**TASKS TO COMPLETE**
**a)** Answer these questions on the All Saints' Day sermon, one line each:
(i) Who preached the sermon?
(ii) What effect can hearing or reading of heroic deeds and holy lives have on the preacher?
(iii) According to the sermon, the blessings of the Beatitudes are the consequence of what?
**b)** Write the next part of the All Saints' Day sermon, picking up after its final sentence.

**SOURCE EXTRACT**
━━━
All Saints Margaret Street | High Mass – All Saints’ Day Sunday 6 November 2016

Sermon for High Mass – All Saints’ Day Sunday 6 November 2016

Sermon preached by Fr Alan Moses, Vicar, All Saints Margaret Street  

Readings: Isaiah 56: 3-8 ; Hebrews 12: 18-24 ; Matthew 5.

The liturgy for All Saints speaks of our being encouraged by the example of the saints.  I don’t know about you, but when I hear or read of heroic deeds and holy lives, the effect can be quite the opposite: one of discouragement.  How can I ever emulate them?

When we listen to today’s gospel reading – the Beatitudes which begin the Sermon on the Mount, we might well feel the same sense of discouragement; if we think that these are the conditions of entry into the kingdom of heaven.

Matthew has just been showing Jesus announcing the nearness of the kingdom and calling disciples.  Now he begins to fill out what “kingdom” and “discipleship.”  Neither is what the wisdom of the world expects.

They are not statements about general human virtues – most are the exact opposite of worldly wisdom.  They pronounce blessing on authentic disciples in the Christian community.  They do not describe nine different groups of good people who get to go to heaven, but are nine declarations about the blessedness, contrary to all appearances, of the community which lives in anticipation of God’s reign.  Like everything in Matthew, they are oriented to life together in the community of discipleship, not an individualistic ethics.  The blessings of the Beatitudes are not the conditions of conversion to Christ, but the consequence of it.  They describe what a community called by Jesus, centred on him, formed by his gospel, fed by his sacraments, a people who live as if the kingdom of heaven has already come, looks like. They are the marks of Christian community.
━━━
**DATA ENTRIES**
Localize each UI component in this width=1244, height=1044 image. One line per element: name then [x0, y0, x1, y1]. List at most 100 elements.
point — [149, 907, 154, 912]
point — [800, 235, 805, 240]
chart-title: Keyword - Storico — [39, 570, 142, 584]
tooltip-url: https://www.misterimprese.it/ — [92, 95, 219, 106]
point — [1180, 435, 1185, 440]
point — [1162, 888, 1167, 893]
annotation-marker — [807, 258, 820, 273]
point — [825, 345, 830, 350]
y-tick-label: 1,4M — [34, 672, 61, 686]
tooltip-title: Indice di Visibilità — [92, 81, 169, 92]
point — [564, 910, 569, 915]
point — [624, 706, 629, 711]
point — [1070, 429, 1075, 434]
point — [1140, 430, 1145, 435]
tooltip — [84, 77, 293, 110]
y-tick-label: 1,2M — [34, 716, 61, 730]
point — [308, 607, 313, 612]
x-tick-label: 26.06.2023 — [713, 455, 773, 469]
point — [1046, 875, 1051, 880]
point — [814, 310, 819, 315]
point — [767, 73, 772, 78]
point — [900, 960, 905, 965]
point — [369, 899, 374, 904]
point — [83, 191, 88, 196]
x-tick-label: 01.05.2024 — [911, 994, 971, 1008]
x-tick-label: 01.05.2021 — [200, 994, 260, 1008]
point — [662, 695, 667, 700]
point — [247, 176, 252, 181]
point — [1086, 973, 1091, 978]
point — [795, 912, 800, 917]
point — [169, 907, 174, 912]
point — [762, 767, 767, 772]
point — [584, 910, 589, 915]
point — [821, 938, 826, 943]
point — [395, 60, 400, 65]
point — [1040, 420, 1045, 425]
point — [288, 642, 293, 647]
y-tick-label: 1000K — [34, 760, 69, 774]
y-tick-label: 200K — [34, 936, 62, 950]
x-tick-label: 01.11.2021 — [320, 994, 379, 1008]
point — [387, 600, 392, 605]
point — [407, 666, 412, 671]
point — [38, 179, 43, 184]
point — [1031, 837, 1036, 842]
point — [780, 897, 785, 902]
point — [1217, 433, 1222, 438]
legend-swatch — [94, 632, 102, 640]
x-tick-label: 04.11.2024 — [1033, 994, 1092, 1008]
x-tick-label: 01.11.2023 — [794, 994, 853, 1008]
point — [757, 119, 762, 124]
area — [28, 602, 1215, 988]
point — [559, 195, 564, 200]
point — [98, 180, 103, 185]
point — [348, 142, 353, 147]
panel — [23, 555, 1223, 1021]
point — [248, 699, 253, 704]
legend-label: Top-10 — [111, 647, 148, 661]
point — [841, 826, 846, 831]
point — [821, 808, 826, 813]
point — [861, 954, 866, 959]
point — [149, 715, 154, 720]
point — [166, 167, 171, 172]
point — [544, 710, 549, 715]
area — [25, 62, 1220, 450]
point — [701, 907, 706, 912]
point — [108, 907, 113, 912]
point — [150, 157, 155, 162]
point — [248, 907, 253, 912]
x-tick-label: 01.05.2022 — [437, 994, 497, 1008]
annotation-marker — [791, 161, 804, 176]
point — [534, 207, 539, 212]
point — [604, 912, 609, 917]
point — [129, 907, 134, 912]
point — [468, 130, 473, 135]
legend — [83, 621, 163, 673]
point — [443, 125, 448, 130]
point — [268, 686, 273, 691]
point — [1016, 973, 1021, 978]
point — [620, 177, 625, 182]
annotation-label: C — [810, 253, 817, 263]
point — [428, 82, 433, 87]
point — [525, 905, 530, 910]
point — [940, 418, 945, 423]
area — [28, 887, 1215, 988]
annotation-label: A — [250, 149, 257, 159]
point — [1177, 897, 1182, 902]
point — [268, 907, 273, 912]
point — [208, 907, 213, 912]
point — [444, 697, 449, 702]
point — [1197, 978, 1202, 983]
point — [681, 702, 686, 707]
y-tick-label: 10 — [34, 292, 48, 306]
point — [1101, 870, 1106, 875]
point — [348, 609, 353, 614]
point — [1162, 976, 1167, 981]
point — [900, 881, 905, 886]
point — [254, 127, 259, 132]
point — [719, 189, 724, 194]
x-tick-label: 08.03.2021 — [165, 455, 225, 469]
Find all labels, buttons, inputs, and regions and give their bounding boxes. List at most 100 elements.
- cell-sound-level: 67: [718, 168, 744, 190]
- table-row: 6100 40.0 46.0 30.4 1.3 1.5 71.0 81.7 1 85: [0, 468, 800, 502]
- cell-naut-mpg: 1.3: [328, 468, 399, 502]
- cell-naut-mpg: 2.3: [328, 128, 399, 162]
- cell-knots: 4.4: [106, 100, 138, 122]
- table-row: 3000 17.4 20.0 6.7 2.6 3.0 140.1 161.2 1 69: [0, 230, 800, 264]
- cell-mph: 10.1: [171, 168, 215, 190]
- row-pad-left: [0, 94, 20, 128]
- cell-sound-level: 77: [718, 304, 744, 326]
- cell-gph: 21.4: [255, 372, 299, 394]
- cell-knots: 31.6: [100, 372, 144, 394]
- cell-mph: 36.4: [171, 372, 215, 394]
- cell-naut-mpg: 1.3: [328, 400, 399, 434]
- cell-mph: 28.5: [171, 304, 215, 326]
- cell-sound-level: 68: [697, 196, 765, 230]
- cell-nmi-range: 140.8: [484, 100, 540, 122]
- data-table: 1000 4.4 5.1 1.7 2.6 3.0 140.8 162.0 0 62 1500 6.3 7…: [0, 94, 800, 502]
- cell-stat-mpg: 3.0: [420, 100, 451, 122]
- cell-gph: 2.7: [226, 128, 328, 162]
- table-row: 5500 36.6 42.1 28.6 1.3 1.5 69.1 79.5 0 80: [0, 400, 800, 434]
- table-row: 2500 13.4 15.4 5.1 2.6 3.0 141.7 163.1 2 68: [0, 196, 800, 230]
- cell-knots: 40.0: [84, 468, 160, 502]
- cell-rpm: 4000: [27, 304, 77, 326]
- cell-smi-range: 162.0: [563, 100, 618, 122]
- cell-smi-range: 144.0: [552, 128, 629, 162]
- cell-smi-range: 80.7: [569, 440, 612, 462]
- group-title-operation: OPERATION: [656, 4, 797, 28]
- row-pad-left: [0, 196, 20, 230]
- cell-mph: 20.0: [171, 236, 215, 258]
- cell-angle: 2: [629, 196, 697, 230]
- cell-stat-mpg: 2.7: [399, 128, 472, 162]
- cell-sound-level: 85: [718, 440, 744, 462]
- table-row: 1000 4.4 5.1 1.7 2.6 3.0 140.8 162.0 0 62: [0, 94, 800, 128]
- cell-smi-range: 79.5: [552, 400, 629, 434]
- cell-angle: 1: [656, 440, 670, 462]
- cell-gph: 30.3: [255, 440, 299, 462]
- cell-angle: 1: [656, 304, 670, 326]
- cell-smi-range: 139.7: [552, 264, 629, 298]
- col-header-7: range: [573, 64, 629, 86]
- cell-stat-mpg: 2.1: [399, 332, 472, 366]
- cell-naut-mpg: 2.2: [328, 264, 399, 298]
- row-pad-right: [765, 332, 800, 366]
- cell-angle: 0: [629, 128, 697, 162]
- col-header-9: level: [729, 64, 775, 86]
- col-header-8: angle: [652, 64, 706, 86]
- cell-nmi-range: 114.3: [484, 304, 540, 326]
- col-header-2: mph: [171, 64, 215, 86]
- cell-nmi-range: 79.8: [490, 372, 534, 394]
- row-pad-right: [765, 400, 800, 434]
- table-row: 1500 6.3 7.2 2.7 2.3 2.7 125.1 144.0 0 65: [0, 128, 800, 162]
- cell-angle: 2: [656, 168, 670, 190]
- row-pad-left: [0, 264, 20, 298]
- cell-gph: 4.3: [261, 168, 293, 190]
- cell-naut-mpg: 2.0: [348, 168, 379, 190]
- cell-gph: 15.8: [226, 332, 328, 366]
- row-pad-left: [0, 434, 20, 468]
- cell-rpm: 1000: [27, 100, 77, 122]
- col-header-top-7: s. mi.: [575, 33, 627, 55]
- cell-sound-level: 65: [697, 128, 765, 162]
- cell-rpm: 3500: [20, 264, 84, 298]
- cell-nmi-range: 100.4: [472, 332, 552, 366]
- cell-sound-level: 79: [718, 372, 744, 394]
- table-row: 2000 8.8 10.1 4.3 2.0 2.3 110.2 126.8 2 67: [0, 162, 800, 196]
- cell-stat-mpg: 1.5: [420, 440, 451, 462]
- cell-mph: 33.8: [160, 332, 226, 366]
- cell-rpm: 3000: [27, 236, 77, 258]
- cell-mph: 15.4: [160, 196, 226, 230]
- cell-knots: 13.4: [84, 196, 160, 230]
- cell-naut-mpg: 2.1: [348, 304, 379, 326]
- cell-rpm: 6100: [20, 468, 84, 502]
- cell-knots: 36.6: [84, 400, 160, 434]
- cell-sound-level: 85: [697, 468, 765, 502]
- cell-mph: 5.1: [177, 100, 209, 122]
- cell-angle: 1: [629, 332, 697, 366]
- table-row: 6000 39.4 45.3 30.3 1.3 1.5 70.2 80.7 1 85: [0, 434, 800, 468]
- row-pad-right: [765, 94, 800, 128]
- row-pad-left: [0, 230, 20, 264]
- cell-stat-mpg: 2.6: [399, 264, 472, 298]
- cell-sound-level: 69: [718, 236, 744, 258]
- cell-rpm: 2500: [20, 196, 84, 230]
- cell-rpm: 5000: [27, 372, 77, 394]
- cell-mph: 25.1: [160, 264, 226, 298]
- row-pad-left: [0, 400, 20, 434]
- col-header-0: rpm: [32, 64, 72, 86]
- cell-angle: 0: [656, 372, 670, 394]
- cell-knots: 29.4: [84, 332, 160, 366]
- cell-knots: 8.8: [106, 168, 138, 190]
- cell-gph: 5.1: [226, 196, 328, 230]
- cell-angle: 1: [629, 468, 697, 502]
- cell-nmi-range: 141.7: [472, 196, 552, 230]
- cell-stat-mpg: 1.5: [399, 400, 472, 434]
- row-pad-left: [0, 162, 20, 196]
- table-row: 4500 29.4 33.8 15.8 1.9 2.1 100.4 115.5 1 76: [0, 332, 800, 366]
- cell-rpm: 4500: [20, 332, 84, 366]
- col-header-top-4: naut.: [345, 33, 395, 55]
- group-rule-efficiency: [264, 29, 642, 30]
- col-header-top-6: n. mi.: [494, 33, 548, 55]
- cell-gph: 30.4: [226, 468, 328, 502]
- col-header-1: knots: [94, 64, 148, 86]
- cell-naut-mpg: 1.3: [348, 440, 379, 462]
━━━
**TASK-BY-TASK RESULTS**
**a)**
(i) Fr Alan Moses, Vicar, All Saints Margaret Street
(ii) Discouragement
(iii) Conversion to Christ

**b)**
“Blessed are the poor in spirit, for theirs is the kingdom of heaven.”

From the Psalms onward, the “poor” is a description of the true people of God, those who know their communal and individual lives are not under their own control and that they are dependent on God.  The “blessed” are not those who claim a rugged independence and strong sense of self-worth, but those whose only identity and security is in God.  Their identity is not in what they know or possess, but in having a poverty of spirit.  Poverty of spirit was not limited to the destitute, but their dependence on God and others was seen as a model for the life of all believers in the God who had repeatedly made known through law and prophets his special care for the poor.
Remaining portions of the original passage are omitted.